* **Aim of the task**
The entries are to be returned exactly, with images left out.

* **Source material**

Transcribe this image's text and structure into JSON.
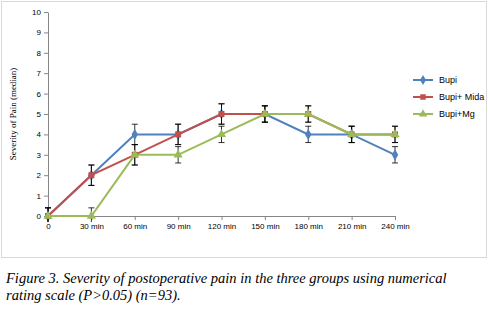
{
  "chart_data": {
    "type": "line",
    "caption": "Figure 3. Severity of postoperative pain in the three groups using numerical rating scale (P>0.05) (n=93).",
    "y_label": "Severity of Pain (median)",
    "categories": [
      "0",
      "30 min",
      "60 min",
      "90 min",
      "120 min",
      "150 min",
      "180 min",
      "210 min",
      "240 min"
    ],
    "ylim": [
      0,
      10
    ],
    "yticks": [
      0,
      1,
      2,
      3,
      4,
      5,
      6,
      7,
      8,
      9,
      10
    ],
    "grid": false,
    "legend": "right",
    "series": [
      {
        "name": "Bupi",
        "color": "#4f81bd",
        "marker": "diamond",
        "values": [
          0,
          2,
          4,
          4,
          5,
          5,
          4,
          4,
          3
        ],
        "errors": [
          0.4,
          0.5,
          0.5,
          0.5,
          0.5,
          0.4,
          0.4,
          0.4,
          0.4
        ]
      },
      {
        "name": "Bupi+ Mida",
        "color": "#c0504d",
        "marker": "square",
        "values": [
          0,
          2,
          3,
          4,
          5,
          5,
          5,
          4,
          4
        ],
        "errors": [
          0.4,
          0.5,
          0.5,
          0.5,
          0.5,
          0.4,
          0.4,
          0.4,
          0.4
        ]
      },
      {
        "name": "Bupi+Mg",
        "color": "#9bbb59",
        "marker": "triangle",
        "values": [
          0,
          0,
          3,
          3,
          4,
          5,
          5,
          4,
          4
        ],
        "errors": [
          0.4,
          0.4,
          0.5,
          0.4,
          0.4,
          0.4,
          0.4,
          0.4,
          0.4
        ]
      }
    ]
  }
}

* **Solution to this task**
Transcribe this image's text and structure into JSON.
{
  "chart_data": {
    "type": "line",
    "caption": "Figure 3. Severity of postoperative pain in the three groups using numerical rating scale (P>0.05) (n=93).",
    "y_label": "Severity of Pain (median)",
    "categories": [
      "0",
      "30 min",
      "60 min",
      "90 min",
      "120 min",
      "150 min",
      "180 min",
      "210 min",
      "240 min"
    ],
    "ylim": [
      0,
      10
    ],
    "yticks": [
      0,
      1,
      2,
      3,
      4,
      5,
      6,
      7,
      8,
      9,
      10
    ],
    "grid": false,
    "legend": "right",
    "series": [
      {
        "name": "Bupi",
        "color": "#4f81bd",
        "marker": "diamond",
        "values": [
          0,
          2,
          4,
          4,
          5,
          5,
          4,
          4,
          3
        ],
        "errors": [
          0.4,
          0.5,
          0.5,
          0.5,
          0.5,
          0.4,
          0.4,
          0.4,
          0.4
        ]
      },
      {
        "name": "Bupi+ Mida",
        "color": "#c0504d",
        "marker": "square",
        "values": [
          0,
          2,
          3,
          4,
          5,
          5,
          5,
          4,
          4
        ],
        "errors": [
          0.4,
          0.5,
          0.5,
          0.5,
          0.5,
          0.4,
          0.4,
          0.4,
          0.4
        ]
      },
      {
        "name": "Bupi+Mg",
        "color": "#9bbb59",
        "marker": "triangle",
        "values": [
          0,
          0,
          3,
          3,
          4,
          5,
          5,
          4,
          4
        ],
        "errors": [
          0.4,
          0.4,
          0.5,
          0.4,
          0.4,
          0.4,
          0.4,
          0.4,
          0.4
        ]
      }
    ]
  }
}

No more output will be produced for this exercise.